→ **The problem**
All of the lines below are to be printed again exactly; images are excluded from the output.
____ Supplied information
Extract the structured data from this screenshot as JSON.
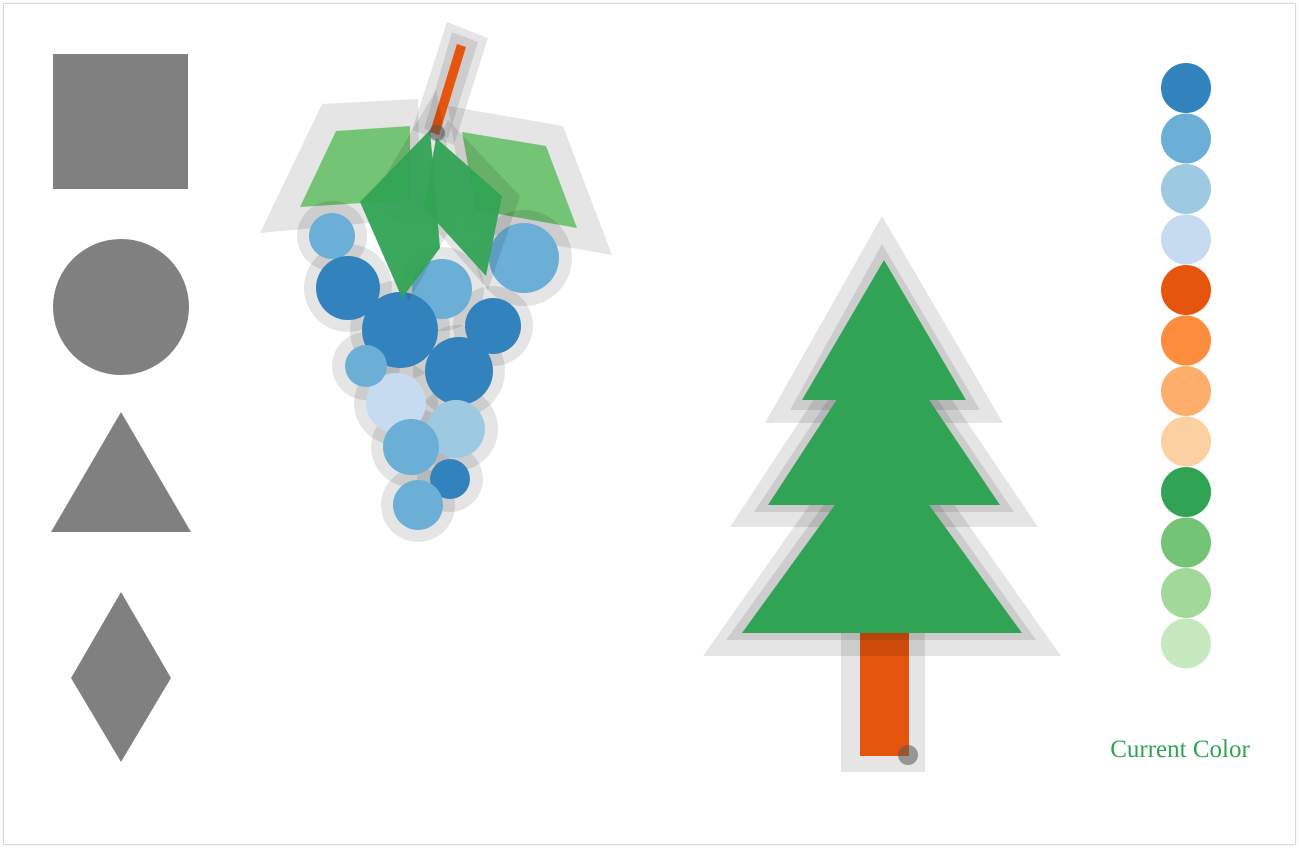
{
  "palette": {
    "colors": [
      "#3182bd",
      "#6baed6",
      "#9ecae1",
      "#c6dbef",
      "#e6550d",
      "#fd8d3c",
      "#fdae6b",
      "#fdd0a2",
      "#31a354",
      "#74c476",
      "#a1d99b",
      "#c7e9c0"
    ],
    "current_color": "#31a354",
    "current_color_label": "Current Color"
  },
  "shape_tools": [
    {
      "name": "square",
      "color": "#808080"
    },
    {
      "name": "circle",
      "color": "#808080"
    },
    {
      "name": "triangle",
      "color": "#808080"
    },
    {
      "name": "diamond",
      "color": "#808080"
    }
  ],
  "halo_color": "#000000"
}
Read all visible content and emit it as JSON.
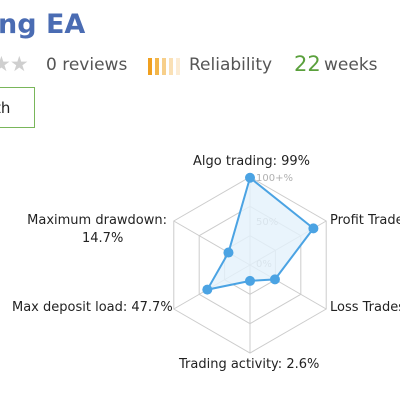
{
  "header": {
    "title_partial": "ng EA"
  },
  "stats": {
    "reviews_label": "0 reviews",
    "reliability_label": "Reliability",
    "weeks_value": "22",
    "weeks_label": "weeks",
    "star_icon": "star-icon",
    "reliability_colors": [
      "#f0a020",
      "#f3b64a",
      "#f7cf8a",
      "#fae0b5",
      "#fcecd4"
    ]
  },
  "tab": {
    "label_partial": "th"
  },
  "chart_data": {
    "type": "radar",
    "axes": [
      {
        "name": "Algo trading",
        "value": 99,
        "label": "Algo trading: 99%"
      },
      {
        "name": "Profit Trades",
        "value": 80,
        "label": "Profit Trade"
      },
      {
        "name": "Loss Trades",
        "value": 20,
        "label": "Loss Trades"
      },
      {
        "name": "Trading activity",
        "value": 2.6,
        "label": "Trading activity: 2.6%"
      },
      {
        "name": "Max deposit load",
        "value": 47.7,
        "label": "Max deposit load: 47.7%"
      },
      {
        "name": "Maximum drawdown",
        "value": 14.7,
        "label_line1": "Maximum drawdown:",
        "label_line2": "14.7%"
      }
    ],
    "ticks": [
      "100+%",
      "50%",
      "0%"
    ],
    "range": [
      0,
      100
    ],
    "colors": {
      "line": "#4ba3e3",
      "fill": "#e3f1fb",
      "grid": "#cccccc"
    }
  }
}
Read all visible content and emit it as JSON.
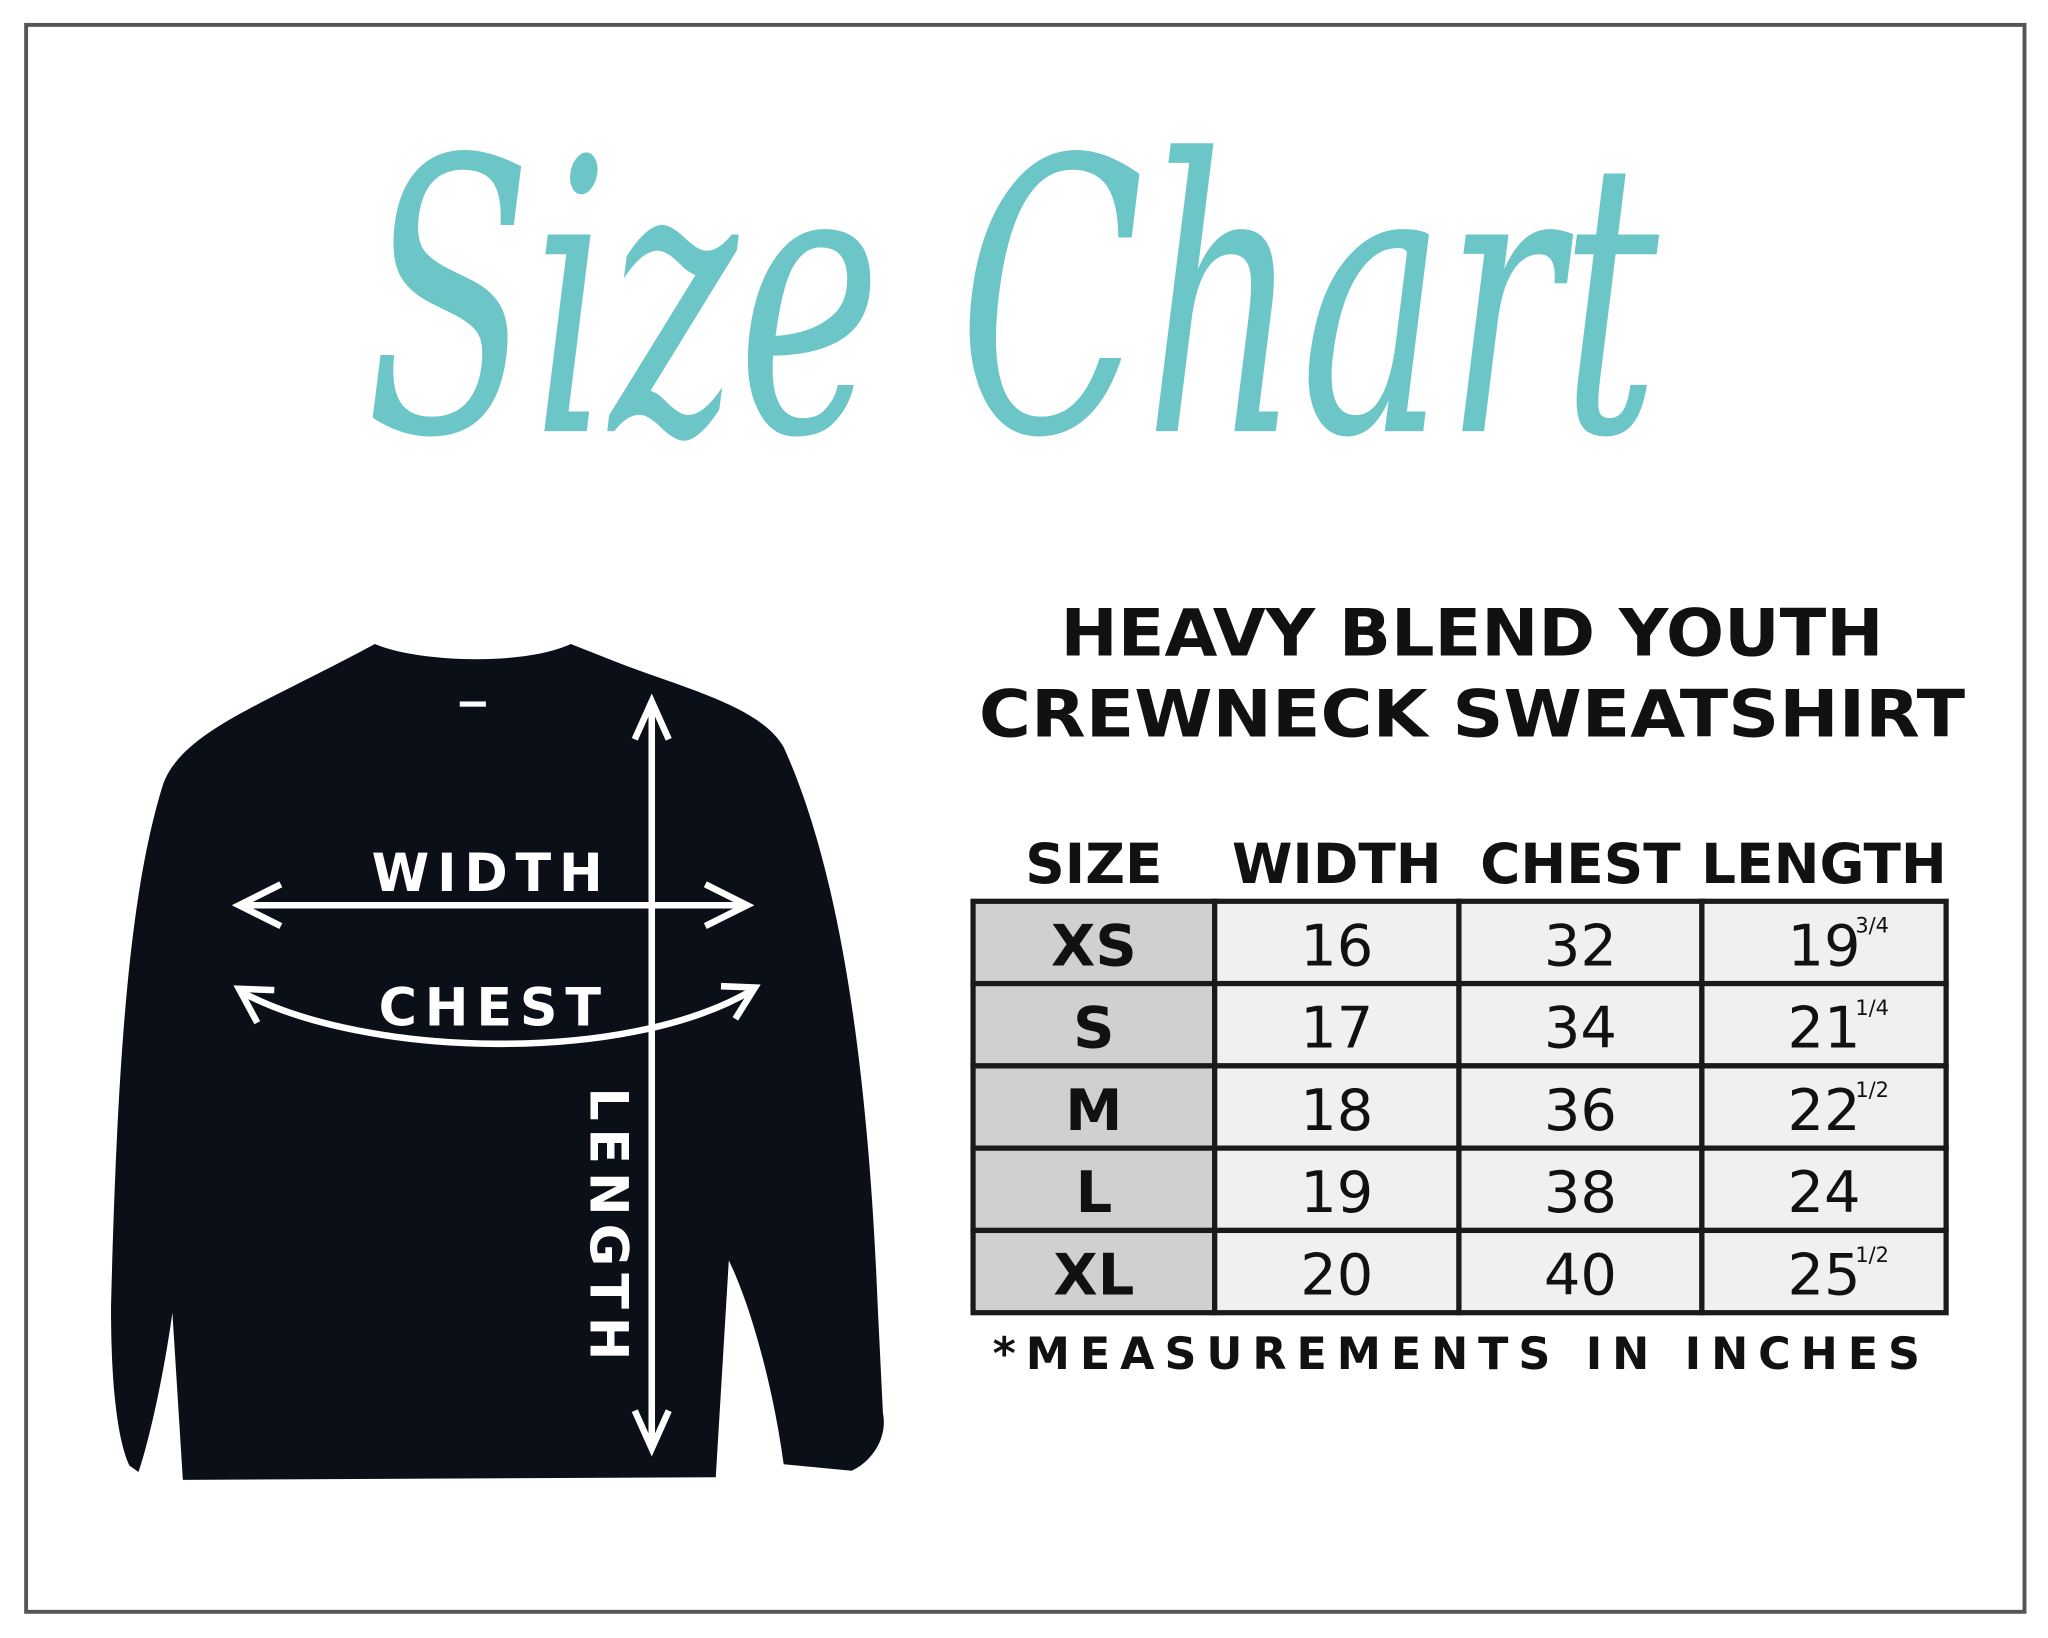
{
  "title": "Size Chart",
  "product": {
    "line1": "HEAVY BLEND YOUTH",
    "line2": "CREWNECK SWEATSHIRT"
  },
  "diagram": {
    "width_label": "WIDTH",
    "chest_label": "CHEST",
    "length_label": "LENGTH"
  },
  "table": {
    "headers": [
      "SIZE",
      "WIDTH",
      "CHEST",
      "LENGTH"
    ],
    "rows": [
      {
        "size": "XS",
        "width": "16",
        "chest": "32",
        "length": "19",
        "length_fraction": "3/4"
      },
      {
        "size": "S",
        "width": "17",
        "chest": "34",
        "length": "21",
        "length_fraction": "1/4"
      },
      {
        "size": "M",
        "width": "18",
        "chest": "36",
        "length": "22",
        "length_fraction": "1/2"
      },
      {
        "size": "L",
        "width": "19",
        "chest": "38",
        "length": "24",
        "length_fraction": ""
      },
      {
        "size": "XL",
        "width": "20",
        "chest": "40",
        "length": "25",
        "length_fraction": "1/2"
      }
    ]
  },
  "footnote": "*MEASUREMENTS IN INCHES",
  "colors": {
    "title": "#6cc5c6",
    "border": "#555555",
    "size_cell": "#d0d0d0",
    "value_cell": "#f0f0f0",
    "ink": "#111111",
    "garment": "#0b0f17"
  }
}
________
→ **Response**
Extract the structured data from this screenshot as JSON.
{
  "palette": {
    "colors": [
      "#3182bd",
      "#6baed6",
      "#9ecae1",
      "#c6dbef",
      "#e6550d",
      "#fd8d3c",
      "#fdae6b",
      "#fdd0a2",
      "#31a354",
      "#74c476",
      "#a1d99b",
      "#c7e9c0"
    ],
    "current_color": "#31a354",
    "current_color_label": "Current Color"
  },
  "shape_tools": [
    {
      "name": "square",
      "color": "#808080"
    },
    {
      "name": "circle",
      "color": "#808080"
    },
    {
      "name": "triangle",
      "color": "#808080"
    },
    {
      "name": "diamond",
      "color": "#808080"
    }
  ],
  "halo_color": "#000000"
}
Read all visible content and emit it as JSON.
{
  "header": {
    "title_partial": "ng EA"
  },
  "stats": {
    "reviews_label": "0 reviews",
    "reliability_label": "Reliability",
    "weeks_value": "22",
    "weeks_label": "weeks",
    "star_icon": "star-icon",
    "reliability_colors": [
      "#f0a020",
      "#f3b64a",
      "#f7cf8a",
      "#fae0b5",
      "#fcecd4"
    ]
  },
  "tab": {
    "label_partial": "th"
  },
  "chart_data": {
    "type": "radar",
    "axes": [
      {
        "name": "Algo trading",
        "value": 99,
        "label": "Algo trading: 99%"
      },
      {
        "name": "Profit Trades",
        "value": 80,
        "label": "Profit Trade"
      },
      {
        "name": "Loss Trades",
        "value": 20,
        "label": "Loss Trades"
      },
      {
        "name": "Trading activity",
        "value": 2.6,
        "label": "Trading activity: 2.6%"
      },
      {
        "name": "Max deposit load",
        "value": 47.7,
        "label": "Max deposit load: 47.7%"
      },
      {
        "name": "Maximum drawdown",
        "value": 14.7,
        "label_line1": "Maximum drawdown:",
        "label_line2": "14.7%"
      }
    ],
    "ticks": [
      "100+%",
      "50%",
      "0%"
    ],
    "range": [
      0,
      100
    ],
    "colors": {
      "line": "#4ba3e3",
      "fill": "#e3f1fb",
      "grid": "#cccccc"
    }
  }
}
Read all visible content and emit it as JSON.
{
  "title": "Size Chart",
  "product": {
    "line1": "HEAVY BLEND YOUTH",
    "line2": "CREWNECK SWEATSHIRT"
  },
  "diagram": {
    "width_label": "WIDTH",
    "chest_label": "CHEST",
    "length_label": "LENGTH"
  },
  "table": {
    "headers": [
      "SIZE",
      "WIDTH",
      "CHEST",
      "LENGTH"
    ],
    "rows": [
      {
        "size": "XS",
        "width": "16",
        "chest": "32",
        "length": "19",
        "length_fraction": "3/4"
      },
      {
        "size": "S",
        "width": "17",
        "chest": "34",
        "length": "21",
        "length_fraction": "1/4"
      },
      {
        "size": "M",
        "width": "18",
        "chest": "36",
        "length": "22",
        "length_fraction": "1/2"
      },
      {
        "size": "L",
        "width": "19",
        "chest": "38",
        "length": "24",
        "length_fraction": ""
      },
      {
        "size": "XL",
        "width": "20",
        "chest": "40",
        "length": "25",
        "length_fraction": "1/2"
      }
    ]
  },
  "footnote": "*MEASUREMENTS IN INCHES",
  "colors": {
    "title": "#6cc5c6",
    "border": "#555555",
    "size_cell": "#d0d0d0",
    "value_cell": "#f0f0f0",
    "ink": "#111111",
    "garment": "#0b0f17"
  }
}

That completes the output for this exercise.